— Lesetext —

+ + +

Osteopathie

ist die 1874 von dem amerikanischen Arzt Andrew Taylor Still begründete Fachrichtung der Medizin, welche einen direkten Zusammenhang zwischen Funktions- und Bewegungseinschränkungen im lebenden Organismus postuliert.

Sie versteht den Körper als ein komplex vernetztes System, in dem sich eine Erkrankung nicht zwingend am Ort ihrer Ursache zeigt.
Aufgabe des Osteopathen ist es, die Einschränkungen in Funktion und Bewegung zu finden und zu beseitigen. Dazu nutzt er ausschließlich manuelle Techniken, die den jeweiligen Anforderungen des behandelten Körpergewebes angepasst werden.

+ + +

— Die Daten —

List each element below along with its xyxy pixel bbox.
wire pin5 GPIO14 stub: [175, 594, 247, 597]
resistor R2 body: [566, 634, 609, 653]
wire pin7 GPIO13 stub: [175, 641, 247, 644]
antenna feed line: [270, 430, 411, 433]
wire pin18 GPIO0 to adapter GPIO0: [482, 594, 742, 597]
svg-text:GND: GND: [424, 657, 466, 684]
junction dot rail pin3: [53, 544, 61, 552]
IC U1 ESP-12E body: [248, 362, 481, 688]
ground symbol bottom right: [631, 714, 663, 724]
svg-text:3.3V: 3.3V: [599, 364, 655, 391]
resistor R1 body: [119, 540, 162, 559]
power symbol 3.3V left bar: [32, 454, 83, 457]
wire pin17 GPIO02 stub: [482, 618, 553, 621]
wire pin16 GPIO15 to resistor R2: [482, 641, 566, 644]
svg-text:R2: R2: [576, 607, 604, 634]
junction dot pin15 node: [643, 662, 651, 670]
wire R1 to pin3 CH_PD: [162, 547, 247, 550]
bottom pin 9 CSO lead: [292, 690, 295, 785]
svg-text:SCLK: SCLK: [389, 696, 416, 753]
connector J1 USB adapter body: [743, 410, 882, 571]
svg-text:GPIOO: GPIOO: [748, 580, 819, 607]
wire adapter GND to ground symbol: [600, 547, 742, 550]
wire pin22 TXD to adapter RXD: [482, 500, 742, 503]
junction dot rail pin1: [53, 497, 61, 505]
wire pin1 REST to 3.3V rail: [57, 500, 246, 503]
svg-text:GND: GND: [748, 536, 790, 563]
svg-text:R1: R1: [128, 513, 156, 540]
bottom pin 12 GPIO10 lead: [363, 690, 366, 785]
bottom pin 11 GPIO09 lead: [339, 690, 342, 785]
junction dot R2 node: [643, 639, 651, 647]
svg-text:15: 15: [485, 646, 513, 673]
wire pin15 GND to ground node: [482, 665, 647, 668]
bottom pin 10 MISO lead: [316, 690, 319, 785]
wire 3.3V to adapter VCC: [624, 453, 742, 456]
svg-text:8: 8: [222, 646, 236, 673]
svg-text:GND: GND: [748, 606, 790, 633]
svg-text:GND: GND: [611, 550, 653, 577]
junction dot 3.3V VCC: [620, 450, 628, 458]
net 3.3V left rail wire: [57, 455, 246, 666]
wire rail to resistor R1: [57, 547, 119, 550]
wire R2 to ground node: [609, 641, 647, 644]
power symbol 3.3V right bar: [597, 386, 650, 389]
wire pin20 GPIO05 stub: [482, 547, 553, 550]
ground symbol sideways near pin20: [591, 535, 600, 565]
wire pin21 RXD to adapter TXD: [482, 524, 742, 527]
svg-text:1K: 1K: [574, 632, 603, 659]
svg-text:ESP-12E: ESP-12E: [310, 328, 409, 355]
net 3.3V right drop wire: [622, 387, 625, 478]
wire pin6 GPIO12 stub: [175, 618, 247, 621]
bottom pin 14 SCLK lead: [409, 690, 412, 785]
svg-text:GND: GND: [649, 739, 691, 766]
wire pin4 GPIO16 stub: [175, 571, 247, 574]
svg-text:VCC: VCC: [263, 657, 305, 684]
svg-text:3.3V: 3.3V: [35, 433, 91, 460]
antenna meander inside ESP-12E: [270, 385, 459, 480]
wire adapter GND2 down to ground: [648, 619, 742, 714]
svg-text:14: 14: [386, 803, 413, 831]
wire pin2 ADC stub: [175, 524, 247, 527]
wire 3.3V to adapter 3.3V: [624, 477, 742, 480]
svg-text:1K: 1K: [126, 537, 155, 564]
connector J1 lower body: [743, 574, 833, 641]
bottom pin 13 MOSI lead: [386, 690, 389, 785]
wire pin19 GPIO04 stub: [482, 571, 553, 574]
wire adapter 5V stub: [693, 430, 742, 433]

+ + +

— Übungsaufgaben —
- a) Beantworten Sie anhand des Lesetextes über die Osteopathie die folgenden Fragen:
(i) In welchem Jahr wurde die Osteopathie begründet, und von wem?
(ii) Wie versteht die Osteopathie den Körper?
(iii) Welche Techniken nutzt der Osteopath?
- b) Schreiben Sie den Lesetext über die Osteopathie im Anschluss an seinen letzten Satz weiter.

— Lösungen zu Aufgaben —
- a)
(i) 1874, von dem amerikanischen Arzt Andrew Taylor Still.
(ii) Als ein komplex vernetztes System, in dem sich eine Erkrankung nicht zwingend am Ort ihrer Ursache zeigt.
(iii) Ausschließlich manuelle Techniken, die den jeweiligen Anforderungen des behandelten Körpergewebes angepasst werden.

- b)
So können sich die verwendeten Handgriffe sowohl kräftig und schmerzhaft (ähnlich der Arbeit eines Maschinenschlossers) als auch sanft und subtil (ähnlich der Arbeit eines Uhrmachers) anfühlen.

Behandelt werden alle Körpergewebe (Knochen, Muskeln, Bänder, bindegewebige Hüllstrukturen, innere Organe, Blutgefäße, Nerven etc.), die der Osteopath durch seinen Handkontakt wahrnehmen kann.

Ziel der osteopathischen Behandlung ist es, die Widerstände zu lösen, die einer Gesundung des Körpers im Wege stehen.